## Aim of the exercise
Give the listing again character for character, but drop the images.

## Excerpted records

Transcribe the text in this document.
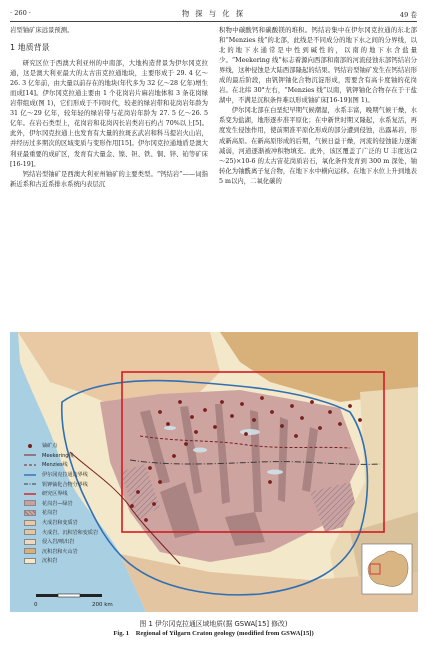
· 260 ·	物 探 与 化 探	49 卷

岩型铀矿床远景预测。

1 地质背景

研究区位于西澳大利亚州的中南部，大地构造背景为伊尔冈克拉通，这是澳大利亚最大的太古宙克拉通地块，主要形成于 29. 4 亿～26. 3 亿年前，由大量以前存在的地块(年代多为 32 亿～28 亿年)增生而成[14]。伊尔冈克拉通主要由 1 个花岗岩片麻岩地体和 3 条花岗绿岩带组成(图 1)，它们形成于不同时代，较老的绿岩带和花岗岩年龄为 31 亿～29 亿年，较年轻的绿岩带与花岗岩年龄为 27. 5 亿～26. 5 亿年。在岩石类型上，花岗岩和花岗闪长岩类岩石约占 70%以上[5]。此外，伊尔冈克拉通上也发育有大量的拉斑玄武岩和科马提岩火山岩，并经历过多期次的区域变质与变形作用[15]。伊尔冈克拉通地盾是澳大利亚最重要的成矿区，发育有大量金、镍、钽、铁、铜、锌、铂等矿床[16-19]。

钙结岩型铀矿是西澳大利亚州铀矿的主要类型。“钙结岩”——词指新近系和古近系排水系统内表层沉

积物中碳酸钙和碳酸镁的堆积。钙结岩集中在伊尔冈克拉通的东北部和“Menzies 线”的北部，此线是不同成分的地下水之间的分界线，以北的地下水通常是中性到碱性的，以南的地下水含盐量少。“Meekering 线”标志着源向西部和南部的河流侵蚀东部钙结岩分界线，这种侵蚀是大陆西部隆起的结果。钙结岩型铀矿发生在钙结岩形成的最后阶段，由钒钾铀化合物沉淀形成，需要含有高卡度铀的花岗岩。在北纬 30°左右，“Menzies 线”以南，钒钾铀化合物存在于干盐湖中，不满足沉积条件难以形成铀矿床[16-19](图 1)。

伊尔冈北部在白垩纪早期气候潮湿，水系丰富，晚期气候干燥，水系变为盐湖，地形逐步准平原化；在中新世时期又隆起，水系复活，再度发生侵蚀作用，使前期准平原化形成的部分遭到侵蚀，出露基岩，形成新高原。在新高原形成的后期，气候日益干燥，河流的侵蚀能力逐渐减弱，河道逐渐被冲积物填充。此外，该区覆盖了广泛的 U 丰度达(2～25)×10-6 的太古宙花岗质岩石，氧化条件发育到 300 m 深处，铀转化为铀酰离子复合物，在地下水中横向运移。在地下水位上升到地表5 m以内，二氧化碳的

0	200 km
铀矿点
Meekering线
Menzies线
伊尔冈克拉通边界线
钒钾铀化合物分界线
研究区界线
花岗岩—绿岩
花岗岩
火成岩和变质岩
火成岩、沉积岩和变质岩
侵入岩/喷出岩
沉积岩和火山岩
沉积岩
图 1 伊尔冈克拉通区域地质(据 GSWA[15] 修改)
Fig. 1 Regional of Yilgarn Craton geology (modified from GSWA[15])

## Task solution
Transcribe the text in this document.
· 260 ·	物 探 与 化 探	49 卷

岩型铀矿床远景预测。

1 地质背景

研究区位于西澳大利亚州的中南部，大地构造背景为伊尔冈克拉通，这是澳大利亚最大的太古宙克拉通地块，主要形成于 29. 4 亿～26. 3 亿年前，由大量以前存在的地块(年代多为 32 亿～28 亿年)增生而成[14]。伊尔冈克拉通主要由 1 个花岗岩片麻岩地体和 3 条花岗绿岩带组成(图 1)，它们形成于不同时代，较老的绿岩带和花岗岩年龄为 31 亿～29 亿年，较年轻的绿岩带与花岗岩年龄为 27. 5 亿～26. 5 亿年。在岩石类型上，花岗岩和花岗闪长岩类岩石约占 70%以上[5]。此外，伊尔冈克拉通上也发育有大量的拉斑玄武岩和科马提岩火山岩，并经历过多期次的区域变质与变形作用[15]。伊尔冈克拉通地盾是澳大利亚最重要的成矿区，发育有大量金、镍、钽、铁、铜、锌、铂等矿床[16-19]。

钙结岩型铀矿是西澳大利亚州铀矿的主要类型。“钙结岩”——词指新近系和古近系排水系统内表层沉

积物中碳酸钙和碳酸镁的堆积。钙结岩集中在伊尔冈克拉通的东北部和“Menzies 线”的北部，此线是不同成分的地下水之间的分界线，以北的地下水通常是中性到碱性的，以南的地下水含盐量少。“Meekering 线”标志着源向西部和南部的河流侵蚀东部钙结岩分界线，这种侵蚀是大陆西部隆起的结果。钙结岩型铀矿发生在钙结岩形成的最后阶段，由钒钾铀化合物沉淀形成，需要含有高卡度铀的花岗岩。在北纬 30°左右，“Menzies 线”以南，钒钾铀化合物存在于干盐湖中，不满足沉积条件难以形成铀矿床[16-19](图 1)。

伊尔冈北部在白垩纪早期气候潮湿，水系丰富，晚期气候干燥，水系变为盐湖，地形逐步准平原化；在中新世时期又隆起，水系复活，再度发生侵蚀作用，使前期准平原化形成的部分遭到侵蚀，出露基岩，形成新高原。在新高原形成的后期，气候日益干燥，河流的侵蚀能力逐渐减弱，河道逐渐被冲积物填充。此外，该区覆盖了广泛的 U 丰度达(2～25)×10-6 的太古宙花岗质岩石，氧化条件发育到 300 m 深处，铀转化为铀酰离子复合物，在地下水中横向运移。在地下水位上升到地表5 m以内，二氧化碳的

0	200 km
铀矿点
Meekering线
Menzies线
伊尔冈克拉通边界线
钒钾铀化合物分界线
研究区界线
花岗岩—绿岩
花岗岩
火成岩和变质岩
火成岩、沉积岩和变质岩
侵入岩/喷出岩
沉积岩和火山岩
沉积岩
图 1 伊尔冈克拉通区域地质(据 GSWA[15] 修改)
Fig. 1 Regional of Yilgarn Craton geology (modified from GSWA[15])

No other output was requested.